**Exercise:** Among the lines below, list those containing the string "First".

**Stored data:**
= = = = =

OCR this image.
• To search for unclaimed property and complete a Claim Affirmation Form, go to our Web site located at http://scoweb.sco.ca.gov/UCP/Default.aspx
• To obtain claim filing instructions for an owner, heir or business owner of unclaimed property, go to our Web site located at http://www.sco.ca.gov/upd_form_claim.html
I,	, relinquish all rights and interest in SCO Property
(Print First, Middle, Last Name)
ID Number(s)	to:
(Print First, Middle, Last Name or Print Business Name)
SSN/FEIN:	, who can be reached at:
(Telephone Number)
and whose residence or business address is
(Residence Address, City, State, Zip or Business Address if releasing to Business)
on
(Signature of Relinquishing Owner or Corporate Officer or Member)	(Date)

= = = = =

**Exercise answer:**
(Print First, Middle, Last Name)
(Print First, Middle, Last Name or Print Business Name)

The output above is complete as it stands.